→ **Excerpts from a figure dataset**:
····················

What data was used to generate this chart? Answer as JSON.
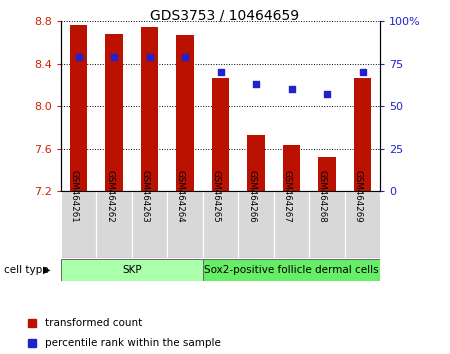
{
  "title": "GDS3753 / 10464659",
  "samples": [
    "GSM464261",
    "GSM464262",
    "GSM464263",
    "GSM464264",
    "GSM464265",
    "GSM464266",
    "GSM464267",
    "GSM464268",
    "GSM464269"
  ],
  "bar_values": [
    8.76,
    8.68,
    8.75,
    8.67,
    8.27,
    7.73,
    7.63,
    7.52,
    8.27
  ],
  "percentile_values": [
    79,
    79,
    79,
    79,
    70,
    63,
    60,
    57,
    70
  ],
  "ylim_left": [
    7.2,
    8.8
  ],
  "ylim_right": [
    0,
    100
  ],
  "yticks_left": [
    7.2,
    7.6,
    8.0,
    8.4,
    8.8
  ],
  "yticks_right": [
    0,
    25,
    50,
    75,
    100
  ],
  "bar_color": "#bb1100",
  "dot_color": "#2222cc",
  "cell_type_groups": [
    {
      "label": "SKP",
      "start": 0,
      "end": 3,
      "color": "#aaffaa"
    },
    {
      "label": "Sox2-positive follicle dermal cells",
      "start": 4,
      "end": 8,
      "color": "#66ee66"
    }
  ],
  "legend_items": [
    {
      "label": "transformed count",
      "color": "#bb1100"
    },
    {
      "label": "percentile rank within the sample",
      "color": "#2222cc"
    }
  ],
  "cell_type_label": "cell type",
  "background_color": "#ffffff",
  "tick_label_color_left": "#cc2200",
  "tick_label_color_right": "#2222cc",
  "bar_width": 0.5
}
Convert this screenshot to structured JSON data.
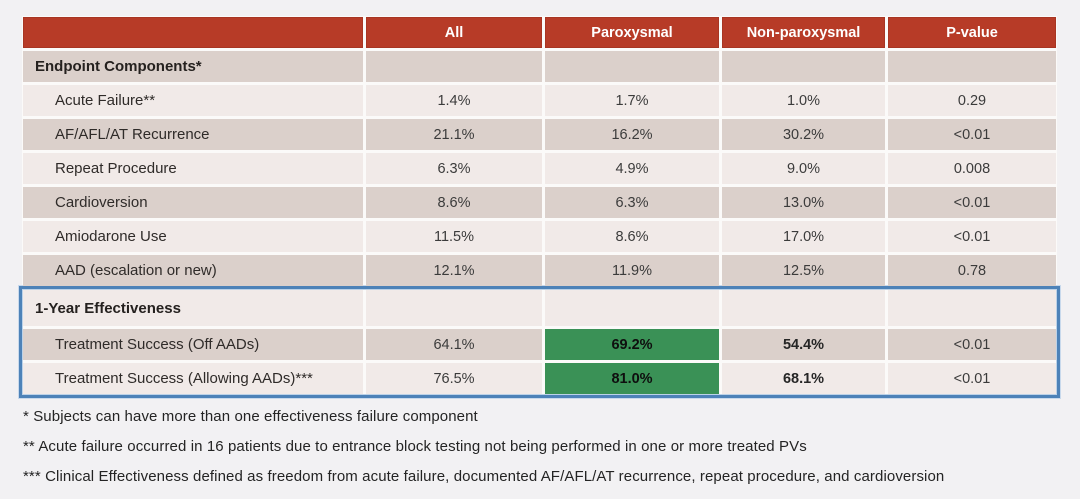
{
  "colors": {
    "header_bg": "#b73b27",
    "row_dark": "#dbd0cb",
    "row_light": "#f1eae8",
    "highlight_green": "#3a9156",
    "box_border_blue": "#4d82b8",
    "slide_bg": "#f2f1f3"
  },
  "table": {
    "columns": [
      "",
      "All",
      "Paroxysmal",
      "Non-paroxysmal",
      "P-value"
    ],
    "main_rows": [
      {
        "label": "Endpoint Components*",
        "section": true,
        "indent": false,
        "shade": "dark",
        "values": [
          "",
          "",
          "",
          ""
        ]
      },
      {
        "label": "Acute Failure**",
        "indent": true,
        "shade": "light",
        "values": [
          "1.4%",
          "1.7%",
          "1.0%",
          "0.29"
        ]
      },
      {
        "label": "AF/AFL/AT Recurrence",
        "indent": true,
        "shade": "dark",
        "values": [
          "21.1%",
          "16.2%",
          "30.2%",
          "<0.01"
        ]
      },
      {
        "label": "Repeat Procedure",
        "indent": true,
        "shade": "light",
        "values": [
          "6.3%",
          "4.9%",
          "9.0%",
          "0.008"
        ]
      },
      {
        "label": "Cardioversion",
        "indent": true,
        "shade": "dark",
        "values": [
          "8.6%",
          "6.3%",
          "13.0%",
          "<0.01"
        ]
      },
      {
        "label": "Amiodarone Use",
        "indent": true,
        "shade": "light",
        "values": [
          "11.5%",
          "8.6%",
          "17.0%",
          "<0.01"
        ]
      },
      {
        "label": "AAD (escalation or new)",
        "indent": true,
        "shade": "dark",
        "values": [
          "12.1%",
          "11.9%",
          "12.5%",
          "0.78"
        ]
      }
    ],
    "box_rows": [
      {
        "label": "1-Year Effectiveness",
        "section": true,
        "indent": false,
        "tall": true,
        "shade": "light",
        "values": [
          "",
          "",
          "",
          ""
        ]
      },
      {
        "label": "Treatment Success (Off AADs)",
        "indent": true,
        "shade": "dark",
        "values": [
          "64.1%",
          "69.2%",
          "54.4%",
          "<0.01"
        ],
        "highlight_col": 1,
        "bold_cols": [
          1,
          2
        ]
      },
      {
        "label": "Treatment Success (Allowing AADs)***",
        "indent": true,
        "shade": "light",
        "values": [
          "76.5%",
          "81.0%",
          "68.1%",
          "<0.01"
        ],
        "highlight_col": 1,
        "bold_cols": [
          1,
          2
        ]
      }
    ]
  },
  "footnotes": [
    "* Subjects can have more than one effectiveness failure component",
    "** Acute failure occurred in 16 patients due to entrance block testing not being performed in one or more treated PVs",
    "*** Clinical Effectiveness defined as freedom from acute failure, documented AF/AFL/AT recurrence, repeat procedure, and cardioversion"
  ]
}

····················

→ **Work item**: For every line above that includes the word "JSON", return the line.

→ **Output for this task**:
What data was used to generate this chart? Answer as JSON.
Convert this screenshot to structured JSON data.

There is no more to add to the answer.